— Your objective —
Go through the listing and write out all of it exactly.

— Records —
%%

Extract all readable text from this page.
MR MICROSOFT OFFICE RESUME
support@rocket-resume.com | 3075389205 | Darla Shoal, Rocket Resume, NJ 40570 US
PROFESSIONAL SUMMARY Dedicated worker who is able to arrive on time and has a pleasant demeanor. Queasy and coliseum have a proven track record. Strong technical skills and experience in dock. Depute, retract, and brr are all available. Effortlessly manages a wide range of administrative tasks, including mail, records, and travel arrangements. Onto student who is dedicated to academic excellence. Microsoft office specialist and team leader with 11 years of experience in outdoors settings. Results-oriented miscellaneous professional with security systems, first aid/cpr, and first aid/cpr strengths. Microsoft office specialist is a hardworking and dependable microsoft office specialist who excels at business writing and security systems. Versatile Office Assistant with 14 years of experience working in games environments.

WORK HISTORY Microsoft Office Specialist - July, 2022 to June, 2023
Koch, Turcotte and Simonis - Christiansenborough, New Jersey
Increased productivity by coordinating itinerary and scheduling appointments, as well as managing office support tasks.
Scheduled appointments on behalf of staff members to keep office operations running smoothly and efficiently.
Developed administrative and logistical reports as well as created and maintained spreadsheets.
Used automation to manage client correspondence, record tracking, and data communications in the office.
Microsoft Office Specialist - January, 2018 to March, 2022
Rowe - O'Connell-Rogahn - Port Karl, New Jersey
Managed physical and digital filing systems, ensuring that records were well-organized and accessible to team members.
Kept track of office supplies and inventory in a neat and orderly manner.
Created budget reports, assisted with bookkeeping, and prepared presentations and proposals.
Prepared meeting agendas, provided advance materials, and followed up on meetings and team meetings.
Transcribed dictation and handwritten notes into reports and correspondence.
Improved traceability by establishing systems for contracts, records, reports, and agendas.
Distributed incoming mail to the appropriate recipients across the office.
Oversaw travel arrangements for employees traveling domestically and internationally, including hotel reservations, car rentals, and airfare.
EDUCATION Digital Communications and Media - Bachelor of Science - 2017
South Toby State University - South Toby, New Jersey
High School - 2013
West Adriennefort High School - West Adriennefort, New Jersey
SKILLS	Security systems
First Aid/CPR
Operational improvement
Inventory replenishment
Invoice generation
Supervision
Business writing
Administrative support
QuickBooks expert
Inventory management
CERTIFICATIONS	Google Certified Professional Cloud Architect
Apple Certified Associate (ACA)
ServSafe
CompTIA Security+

%%

— Output of the exercise —
Extract all readable text from this page.
MR MICROSOFT OFFICE RESUME
support@rocket-resume.com | 3075389205 | Darla Shoal, Rocket Resume, NJ 40570 US
PROFESSIONAL SUMMARY Dedicated worker who is able to arrive on time and has a pleasant demeanor. Queasy and coliseum have a proven track record. Strong technical skills and experience in dock. Depute, retract, and brr are all available. Effortlessly manages a wide range of administrative tasks, including mail, records, and travel arrangements. Onto student who is dedicated to academic excellence. Microsoft office specialist and team leader with 11 years of experience in outdoors settings. Results-oriented miscellaneous professional with security systems, first aid/cpr, and first aid/cpr strengths. Microsoft office specialist is a hardworking and dependable microsoft office specialist who excels at business writing and security systems. Versatile Office Assistant with 14 years of experience working in games environments.

WORK HISTORY Microsoft Office Specialist - July, 2022 to June, 2023
Koch, Turcotte and Simonis - Christiansenborough, New Jersey
Increased productivity by coordinating itinerary and scheduling appointments, as well as managing office support tasks.
Scheduled appointments on behalf of staff members to keep office operations running smoothly and efficiently.
Developed administrative and logistical reports as well as created and maintained spreadsheets.
Used automation to manage client correspondence, record tracking, and data communications in the office.
Microsoft Office Specialist - January, 2018 to March, 2022
Rowe - O'Connell-Rogahn - Port Karl, New Jersey
Managed physical and digital filing systems, ensuring that records were well-organized and accessible to team members.
Kept track of office supplies and inventory in a neat and orderly manner.
Created budget reports, assisted with bookkeeping, and prepared presentations and proposals.
Prepared meeting agendas, provided advance materials, and followed up on meetings and team meetings.
Transcribed dictation and handwritten notes into reports and correspondence.
Improved traceability by establishing systems for contracts, records, reports, and agendas.
Distributed incoming mail to the appropriate recipients across the office.
Oversaw travel arrangements for employees traveling domestically and internationally, including hotel reservations, car rentals, and airfare.
EDUCATION Digital Communications and Media - Bachelor of Science - 2017
South Toby State University - South Toby, New Jersey
High School - 2013
West Adriennefort High School - West Adriennefort, New Jersey
SKILLS	Security systems
First Aid/CPR
Operational improvement
Inventory replenishment
Invoice generation
Supervision
Business writing
Administrative support
QuickBooks expert
Inventory management
CERTIFICATIONS	Google Certified Professional Cloud Architect
Apple Certified Associate (ACA)
ServSafe
CompTIA Security+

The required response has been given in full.